─── TASK DATA

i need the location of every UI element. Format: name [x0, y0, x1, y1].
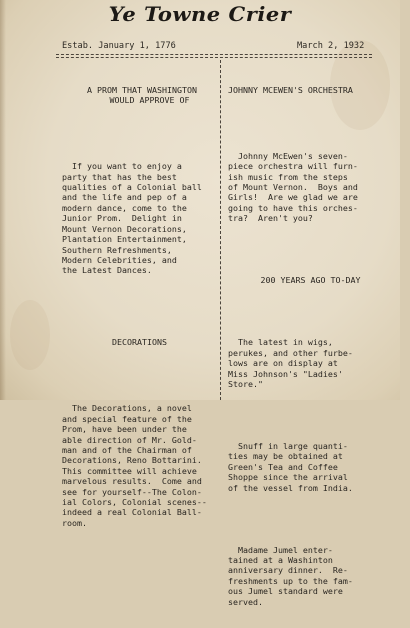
- snuff-article: Snuff in large quanti- ties may be obtained at Green's Tea and Coffee Shoppe since the arrival of the vessel from India.: [228, 441, 353, 493]
- decorations-headline: DECORATIONS: [112, 337, 167, 348]
- history-headline: 200 YEARS AGO TO-DAY: [260, 275, 361, 286]
- prom-article: If you want to enjoy a party that has the best qualities of a Colonial ball and the life and pep of a modern dance, come to the Junior Prom. Delight in Mount Vernon Decorations, Plantation Entertainment, Southern Refreshments, Modern Celebrities, and the Latest Dances.: [62, 161, 202, 276]
- right-column: [228, 64, 393, 628]
- left-column: [62, 64, 217, 549]
- header-rule: [56, 54, 372, 55]
- jumel-article: Madame Jumel enter- tained at a Washinton anniversary dinner. Re- freshments up to the fam- ous Jumel standard were served.: [228, 544, 353, 607]
- wigs-article: The latest in wigs, perukes, and other furbe- lows are on display at Miss Johnson's "Ladies' Store.": [228, 337, 353, 389]
- prom-headline: A PROM THAT WASHINGTON WOULD APPROVE OF: [87, 84, 197, 106]
- orchestra-article: Johnny McEwen's seven- piece orchestra will furn- ish music from the steps of Mount Vernon. Boys and Girls! Are we glad we are going to have this orches- tra? Aren't you?: [228, 150, 358, 224]
- orchestra-headline: JOHNNY MCEWEN'S ORCHESTRA: [228, 84, 353, 95]
- paper-stain: [10, 300, 50, 370]
- decorations-article: The Decorations, a novel and special feature of the Prom, have been under the able direction of Mr. Gold- man and of the Chairman of Decorations, Reno Bottarini. This committee will achieve marvelous results. Come and see for yourself--The Colon- ial Colors, Colonial scenes-- indeed a real Colonial Ball- room.: [62, 403, 207, 528]
- header-rule: [56, 57, 372, 58]
- issue-date: March 2, 1932: [297, 41, 365, 51]
- established-date: Estab. January 1, 1776: [62, 41, 176, 51]
- column-divider: [220, 60, 221, 400]
- masthead-title: Ye Towne Crier: [108, 2, 292, 26]
- paper-edge-shadow: [0, 0, 6, 400]
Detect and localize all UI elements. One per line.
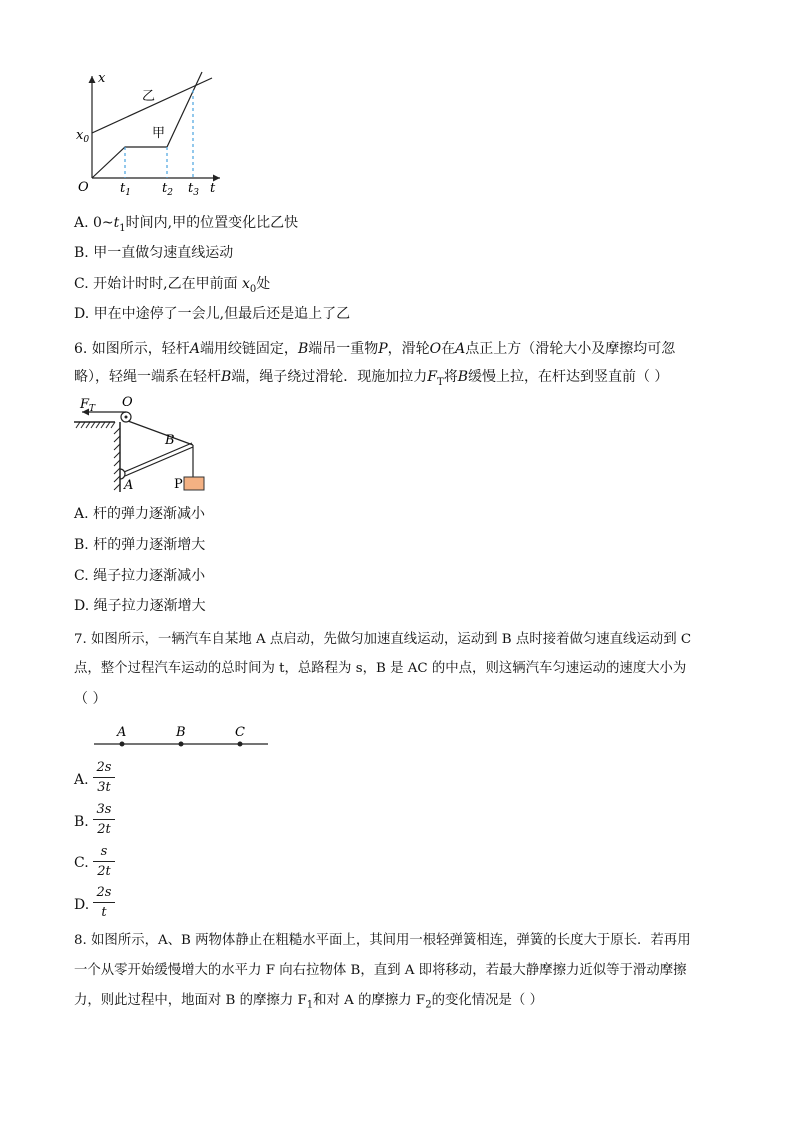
q6-option-c: C. 绳子拉力逐渐减小 (74, 568, 206, 584)
q7-option-c-label: C. (74, 855, 89, 871)
q5-option-c: C. 开始计时时,乙在甲前面 $x_0$处 (74, 276, 271, 295)
ceiling-hatch (76, 422, 115, 428)
p-label: P (174, 477, 183, 492)
x-axis-label: x (98, 71, 106, 86)
q7-option-d-label: D. (74, 897, 90, 913)
q5-option-a: A. $0\sim t_1$时间内,甲的位置变化比乙快 (74, 215, 299, 234)
x0-label: $x_0$ (76, 128, 90, 145)
q7-option-d-fraction: 2s t (90, 884, 118, 921)
q7-stem-line2: 点，整个过程汽车运动的总时间为 t，总路程为 s，B 是 AC 的中点，则这辆汽车匀速运动的速度大小为 (74, 661, 687, 676)
q6-stem-line1: 6. 如图所示，轻杆A端用绞链固定，B端吊一重物P，滑轮O在A点正上方（滑轮大小及摩擦均可忽 (74, 341, 676, 357)
q5-option-d: D. 甲在中途停了一会儿,但最后还是追上了乙 (74, 306, 351, 322)
line-yi (92, 78, 212, 133)
t1-label: $t_1$ (120, 181, 131, 198)
q7-option-a-label: A. (74, 772, 89, 788)
q5-option-b: B. 甲一直做匀速直线运动 (74, 245, 234, 261)
q7-option-b-label: B. (74, 814, 89, 830)
jia-label: 甲 (152, 126, 166, 141)
t-axis-label: t (210, 181, 216, 196)
point-a-label: A (117, 725, 127, 740)
rope-to-b (128, 421, 193, 445)
q7-option-b-fraction: 3s 2t (90, 801, 118, 838)
q6-option-d: D. 绳子拉力逐渐增大 (74, 598, 206, 614)
point-c-label: C (235, 725, 245, 740)
ft-label: $F_T$ (80, 397, 96, 414)
weight-p (184, 477, 204, 490)
origin-label: O (78, 180, 89, 195)
point-a (120, 742, 125, 747)
q6-option-a: A. 杆的弹力逐渐减小 (74, 506, 206, 522)
q7-stem-line1: 7. 如图所示，一辆汽车自某地 A 点启动，先做匀加速直线运动，运动到 B 点时接着做匀速直线运动到 C (74, 632, 692, 647)
q8-stem-line2: 一个从零开始缓慢增大的水平力 F 向右拉物体 B，直到 A 即将移动，若最大静摩擦力近似等于滑动摩擦 (74, 963, 687, 978)
point-b-label: B (176, 725, 186, 740)
q7-option-c-fraction: s 2t (90, 843, 118, 880)
a-label: A (124, 478, 134, 493)
q8-stem-line1: 8. 如图所示，A、B 两物体静止在粗糙水平面上，其间用一根轻弹簧相连，弹簧的长度大于原长．若再用 (74, 933, 691, 948)
rod-top (124, 443, 192, 472)
q6-pulley-figure (70, 392, 220, 497)
t3-label: $t_3$ (188, 181, 199, 198)
q6-stem-line2: 略），轻绳一端系在轻杆B端，绳子绕过滑轮．现施加拉力$F_T$将B缓慢上拉，在杆达到竖直前（ ） (74, 369, 669, 388)
wall-hatch (114, 428, 120, 490)
o-label: O (122, 395, 133, 410)
point-c (238, 742, 243, 747)
q6-option-b: B. 杆的弹力逐渐增大 (74, 537, 206, 553)
b-label: B (165, 433, 175, 448)
yi-label: 乙 (142, 89, 156, 104)
q7-stem-line3: （ ） (74, 691, 107, 707)
point-b (179, 742, 184, 747)
q8-stem-line3: 力，则此过程中，地面对 B 的摩擦力 $F_1$和对 A 的摩擦力 $F_2$的变化情况是（ ） (74, 993, 543, 1011)
q7-option-a-fraction: 2s 3t (90, 759, 118, 796)
t2-label: $t_2$ (162, 181, 173, 198)
rod-bottom (125, 447, 193, 476)
q5-xt-graph (70, 70, 230, 200)
q7-abc-line (90, 720, 275, 752)
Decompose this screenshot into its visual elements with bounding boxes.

──────

▶ **WHAT TO WORK ON**
Please copy out the listing above word for word, from the first line to the last, and leave out the pictures.

▶ **RESULT OF THE TASK**
i need the location of every UI element. Format: name [x0, y0, x1, y1].
- snuff-article: Snuff in large quanti- ties may be obtained at Green's Tea and Coffee Shoppe since the arrival of the vessel from India.: [228, 441, 353, 493]
- decorations-headline: DECORATIONS: [112, 337, 167, 348]
- history-headline: 200 YEARS AGO TO-DAY: [260, 275, 361, 286]
- prom-article: If you want to enjoy a party that has the best qualities of a Colonial ball and the life and pep of a modern dance, come to the Junior Prom. Delight in Mount Vernon Decorations, Plantation Entertainment, Southern Refreshments, Modern Celebrities, and the Latest Dances.: [62, 161, 202, 276]
- right-column: [228, 64, 393, 628]
- left-column: [62, 64, 217, 549]
- header-rule: [56, 54, 372, 55]
- jumel-article: Madame Jumel enter- tained at a Washinton anniversary dinner. Re- freshments up to the fam- ous Jumel standard were served.: [228, 544, 353, 607]
- wigs-article: The latest in wigs, perukes, and other furbe- lows are on display at Miss Johnson's "Ladies' Store.": [228, 337, 353, 389]
- prom-headline: A PROM THAT WASHINGTON WOULD APPROVE OF: [87, 84, 197, 106]
- orchestra-article: Johnny McEwen's seven- piece orchestra will furn- ish music from the steps of Mount Vernon. Boys and Girls! Are we glad we are going to have this orches- tra? Aren't you?: [228, 150, 358, 224]
- orchestra-headline: JOHNNY MCEWEN'S ORCHESTRA: [228, 84, 353, 95]
- paper-stain: [10, 300, 50, 370]
- decorations-article: The Decorations, a novel and special feature of the Prom, have been under the able direction of Mr. Gold- man and of the Chairman of Decorations, Reno Bottarini. This committee will achieve marvelous results. Come and see for yourself--The Colon- ial Colors, Colonial scenes-- indeed a real Colonial Ball- room.: [62, 403, 207, 528]
- header-rule: [56, 57, 372, 58]
- issue-date: March 2, 1932: [297, 41, 365, 51]
- established-date: Estab. January 1, 1776: [62, 41, 176, 51]
- column-divider: [220, 60, 221, 400]
- masthead-title: Ye Towne Crier: [108, 2, 292, 26]
- paper-edge-shadow: [0, 0, 6, 400]
Detect and localize all UI elements. One per line.
q6-option-c: C. 绳子拉力逐渐减小 (74, 568, 206, 584)
q7-option-c-label: C. (74, 855, 89, 871)
q5-option-c: C. 开始计时时,乙在甲前面 $x_0$处 (74, 276, 271, 295)
ceiling-hatch (76, 422, 115, 428)
p-label: P (174, 477, 183, 492)
x-axis-label: x (98, 71, 106, 86)
q7-option-d-label: D. (74, 897, 90, 913)
q5-option-a: A. $0\sim t_1$时间内,甲的位置变化比乙快 (74, 215, 299, 234)
x0-label: $x_0$ (76, 128, 90, 145)
q7-option-d-fraction: 2s t (90, 884, 118, 921)
q7-stem-line2: 点，整个过程汽车运动的总时间为 t，总路程为 s，B 是 AC 的中点，则这辆汽车匀速运动的速度大小为 (74, 661, 687, 676)
q6-stem-line1: 6. 如图所示，轻杆A端用绞链固定，B端吊一重物P，滑轮O在A点正上方（滑轮大小及摩擦均可忽 (74, 341, 676, 357)
q5-option-d: D. 甲在中途停了一会儿,但最后还是追上了乙 (74, 306, 351, 322)
line-yi (92, 78, 212, 133)
t1-label: $t_1$ (120, 181, 131, 198)
q7-option-a-label: A. (74, 772, 89, 788)
q5-option-b: B. 甲一直做匀速直线运动 (74, 245, 234, 261)
q7-option-b-label: B. (74, 814, 89, 830)
jia-label: 甲 (152, 126, 166, 141)
t-axis-label: t (210, 181, 216, 196)
point-a-label: A (117, 725, 127, 740)
rope-to-b (128, 421, 193, 445)
q7-option-b-fraction: 3s 2t (90, 801, 118, 838)
q6-option-d: D. 绳子拉力逐渐增大 (74, 598, 206, 614)
point-c-label: C (235, 725, 245, 740)
ft-label: $F_T$ (80, 397, 96, 414)
weight-p (184, 477, 204, 490)
origin-label: O (78, 180, 89, 195)
point-a (120, 742, 125, 747)
q6-option-a: A. 杆的弹力逐渐减小 (74, 506, 206, 522)
q7-stem-line1: 7. 如图所示，一辆汽车自某地 A 点启动，先做匀加速直线运动，运动到 B 点时接着做匀速直线运动到 C (74, 632, 692, 647)
q8-stem-line2: 一个从零开始缓慢增大的水平力 F 向右拉物体 B，直到 A 即将移动，若最大静摩擦力近似等于滑动摩擦 (74, 963, 687, 978)
point-b-label: B (176, 725, 186, 740)
q7-option-c-fraction: s 2t (90, 843, 118, 880)
a-label: A (124, 478, 134, 493)
q8-stem-line1: 8. 如图所示，A、B 两物体静止在粗糙水平面上，其间用一根轻弹簧相连，弹簧的长度大于原长．若再用 (74, 933, 691, 948)
rod-top (124, 443, 192, 472)
q6-pulley-figure (70, 392, 220, 497)
t3-label: $t_3$ (188, 181, 199, 198)
q6-stem-line2: 略），轻绳一端系在轻杆B端，绳子绕过滑轮．现施加拉力$F_T$将B缓慢上拉，在杆达到竖直前（ ） (74, 369, 669, 388)
wall-hatch (114, 428, 120, 490)
o-label: O (122, 395, 133, 410)
point-c (238, 742, 243, 747)
q6-option-b: B. 杆的弹力逐渐增大 (74, 537, 206, 553)
b-label: B (165, 433, 175, 448)
yi-label: 乙 (142, 89, 156, 104)
q7-stem-line3: （ ） (74, 691, 107, 707)
point-b (179, 742, 184, 747)
q8-stem-line3: 力，则此过程中，地面对 B 的摩擦力 $F_1$和对 A 的摩擦力 $F_2$的变化情况是（ ） (74, 993, 543, 1011)
q7-option-a-fraction: 2s 3t (90, 759, 118, 796)
t2-label: $t_2$ (162, 181, 173, 198)
rod-bottom (125, 447, 193, 476)
q5-xt-graph (70, 70, 230, 200)
q7-abc-line (90, 720, 275, 752)
Decompose this screenshot into its visual elements with bounding boxes.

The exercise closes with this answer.